:: TASK PROMPT ::
Extract all records. Keep each one exact.

:: RECORDS FOR THIS EXERCISE ::

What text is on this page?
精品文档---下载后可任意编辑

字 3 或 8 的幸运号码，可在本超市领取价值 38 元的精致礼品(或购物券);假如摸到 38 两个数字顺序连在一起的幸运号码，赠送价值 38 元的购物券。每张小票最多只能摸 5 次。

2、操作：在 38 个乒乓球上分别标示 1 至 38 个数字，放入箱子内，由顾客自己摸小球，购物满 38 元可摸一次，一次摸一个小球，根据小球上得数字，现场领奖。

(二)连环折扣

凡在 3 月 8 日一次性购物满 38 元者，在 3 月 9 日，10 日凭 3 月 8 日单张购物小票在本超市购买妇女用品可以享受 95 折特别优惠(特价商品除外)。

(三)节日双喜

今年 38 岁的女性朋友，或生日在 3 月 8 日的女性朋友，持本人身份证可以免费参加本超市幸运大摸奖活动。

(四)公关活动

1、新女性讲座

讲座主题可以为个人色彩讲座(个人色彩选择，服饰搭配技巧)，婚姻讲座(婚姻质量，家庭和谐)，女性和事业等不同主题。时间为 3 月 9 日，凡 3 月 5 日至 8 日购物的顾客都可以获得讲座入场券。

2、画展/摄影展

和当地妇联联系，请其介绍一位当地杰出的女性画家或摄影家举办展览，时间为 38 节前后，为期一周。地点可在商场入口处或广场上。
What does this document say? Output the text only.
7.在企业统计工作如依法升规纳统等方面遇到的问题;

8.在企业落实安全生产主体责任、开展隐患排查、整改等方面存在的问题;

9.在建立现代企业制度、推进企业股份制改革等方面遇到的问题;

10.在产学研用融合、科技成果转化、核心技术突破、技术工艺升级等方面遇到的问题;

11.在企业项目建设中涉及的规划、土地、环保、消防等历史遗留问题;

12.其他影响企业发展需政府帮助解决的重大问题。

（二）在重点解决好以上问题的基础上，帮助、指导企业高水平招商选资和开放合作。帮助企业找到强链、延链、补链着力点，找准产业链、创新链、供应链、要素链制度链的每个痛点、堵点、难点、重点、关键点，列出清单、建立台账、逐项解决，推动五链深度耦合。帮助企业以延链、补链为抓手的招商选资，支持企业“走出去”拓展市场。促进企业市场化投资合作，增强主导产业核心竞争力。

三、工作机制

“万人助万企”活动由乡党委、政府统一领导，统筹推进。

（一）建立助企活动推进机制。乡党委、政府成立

:: OUTPUT OF THE EXERCISE ::
What text is on this page?
精品文档---下载后可任意编辑

字 3 或 8 的幸运号码，可在本超市领取价值 38 元的精致礼品(或购物券);假如摸到 38 两个数字顺序连在一起的幸运号码，赠送价值 38 元的购物券。每张小票最多只能摸 5 次。

2、操作：在 38 个乒乓球上分别标示 1 至 38 个数字，放入箱子内，由顾客自己摸小球，购物满 38 元可摸一次，一次摸一个小球，根据小球上得数字，现场领奖。

(二)连环折扣

凡在 3 月 8 日一次性购物满 38 元者，在 3 月 9 日，10 日凭 3 月 8 日单张购物小票在本超市购买妇女用品可以享受 95 折特别优惠(特价商品除外)。

(三)节日双喜

今年 38 岁的女性朋友，或生日在 3 月 8 日的女性朋友，持本人身份证可以免费参加本超市幸运大摸奖活动。

(四)公关活动

1、新女性讲座

讲座主题可以为个人色彩讲座(个人色彩选择，服饰搭配技巧)，婚姻讲座(婚姻质量，家庭和谐)，女性和事业等不同主题。时间为 3 月 9 日，凡 3 月 5 日至 8 日购物的顾客都可以获得讲座入场券。

2、画展/摄影展

和当地妇联联系，请其介绍一位当地杰出的女性画家或摄影家举办展览，时间为 38 节前后，为期一周。地点可在商场入口处或广场上。
What does this document say? Output the text only.
7.在企业统计工作如依法升规纳统等方面遇到的问题;

8.在企业落实安全生产主体责任、开展隐患排查、整改等方面存在的问题;

9.在建立现代企业制度、推进企业股份制改革等方面遇到的问题;

10.在产学研用融合、科技成果转化、核心技术突破、技术工艺升级等方面遇到的问题;

11.在企业项目建设中涉及的规划、土地、环保、消防等历史遗留问题;

12.其他影响企业发展需政府帮助解决的重大问题。

（二）在重点解决好以上问题的基础上，帮助、指导企业高水平招商选资和开放合作。帮助企业找到强链、延链、补链着力点，找准产业链、创新链、供应链、要素链制度链的每个痛点、堵点、难点、重点、关键点，列出清单、建立台账、逐项解决，推动五链深度耦合。帮助企业以延链、补链为抓手的招商选资，支持企业“走出去”拓展市场。促进企业市场化投资合作，增强主导产业核心竞争力。

三、工作机制

“万人助万企”活动由乡党委、政府统一领导，统筹推进。

（一）建立助企活动推进机制。乡党委、政府成立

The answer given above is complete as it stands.